OBJECTIVE: Lay out every item below as a two-column CSV with the headers "query" and "reply". Give one row per item, put each field in quotes with line breaks replaced by spaces, and omit the pictures.

Collected data:
══════════════════════════════
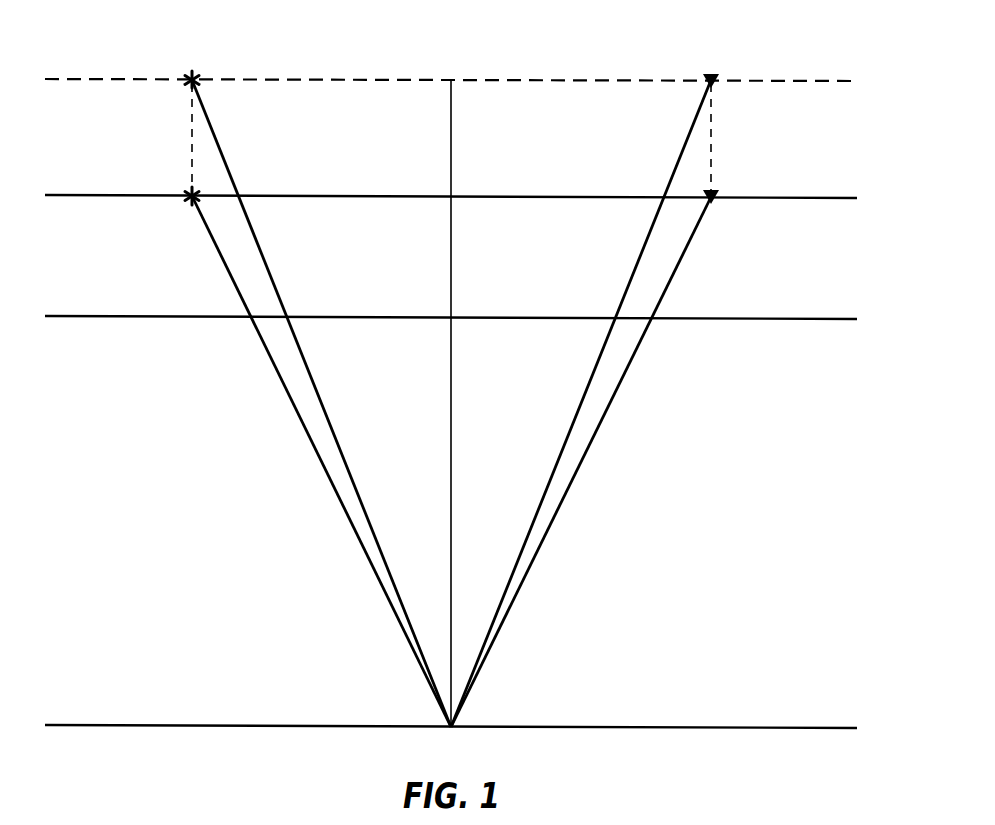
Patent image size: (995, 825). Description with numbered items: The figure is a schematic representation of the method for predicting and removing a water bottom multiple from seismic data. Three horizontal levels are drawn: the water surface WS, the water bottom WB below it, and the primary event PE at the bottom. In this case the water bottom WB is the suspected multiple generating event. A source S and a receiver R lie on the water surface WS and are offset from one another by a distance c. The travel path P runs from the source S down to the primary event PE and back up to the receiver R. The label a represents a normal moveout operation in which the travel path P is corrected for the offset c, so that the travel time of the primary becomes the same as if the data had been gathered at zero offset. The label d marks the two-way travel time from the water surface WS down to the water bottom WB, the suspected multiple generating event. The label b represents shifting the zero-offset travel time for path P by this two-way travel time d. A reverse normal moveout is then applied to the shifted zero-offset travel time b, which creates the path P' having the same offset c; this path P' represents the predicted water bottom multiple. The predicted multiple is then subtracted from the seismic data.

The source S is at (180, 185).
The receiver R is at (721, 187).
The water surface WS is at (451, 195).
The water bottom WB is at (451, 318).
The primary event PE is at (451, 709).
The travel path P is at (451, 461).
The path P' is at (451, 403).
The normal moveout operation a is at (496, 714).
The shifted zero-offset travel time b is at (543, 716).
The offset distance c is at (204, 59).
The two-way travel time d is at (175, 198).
══════════════════════════════
ANSWER IN FULL:
query,reply
"Patent image size: (995, 825). Description with numbered items: The figure is a schematic representation of the method for predicting and removing a water bottom multiple from seismic data. Three horizontal levels are drawn: the water surface WS, the water bottom WB below it, and the primary event PE at the bottom. In this case the water bottom WB is the suspected multiple generating event. A source S and a receiver R lie on the water surface WS and are offset from one another by a distance c. The travel path P runs from the source S down to the primary event PE and back up to the receiver R. The label a represents a normal moveout operation in which the travel path P is corrected for the offset c, so that the travel time of the primary becomes the same as if the data had been gathered at zero offset. The label d marks the two-way travel time from the water surface WS down to the water bottom WB, the suspected multiple generating event. The label b represents shifting the zero-offset travel time for path P by this two-way travel time d. A reverse normal moveout is then applied to the shifted zero-offset travel time b, which creates the path P' having the same offset c; this path P' represents the predicted water bottom multiple. The predicted multiple is then subtracted from the seismic data.","The source S is at (180, 185). The receiver R is at (721, 187). The water surface WS is at (451, 195). The water bottom WB is at (451, 318). The primary event PE is at (451, 709). The travel path P is at (451, 461). The path P' is at (451, 403). The normal moveout operation a is at (496, 714). The shifted zero-offset travel time b is at (543, 716). The offset distance c is at (204, 59). The two-way travel time d is at (175, 198)."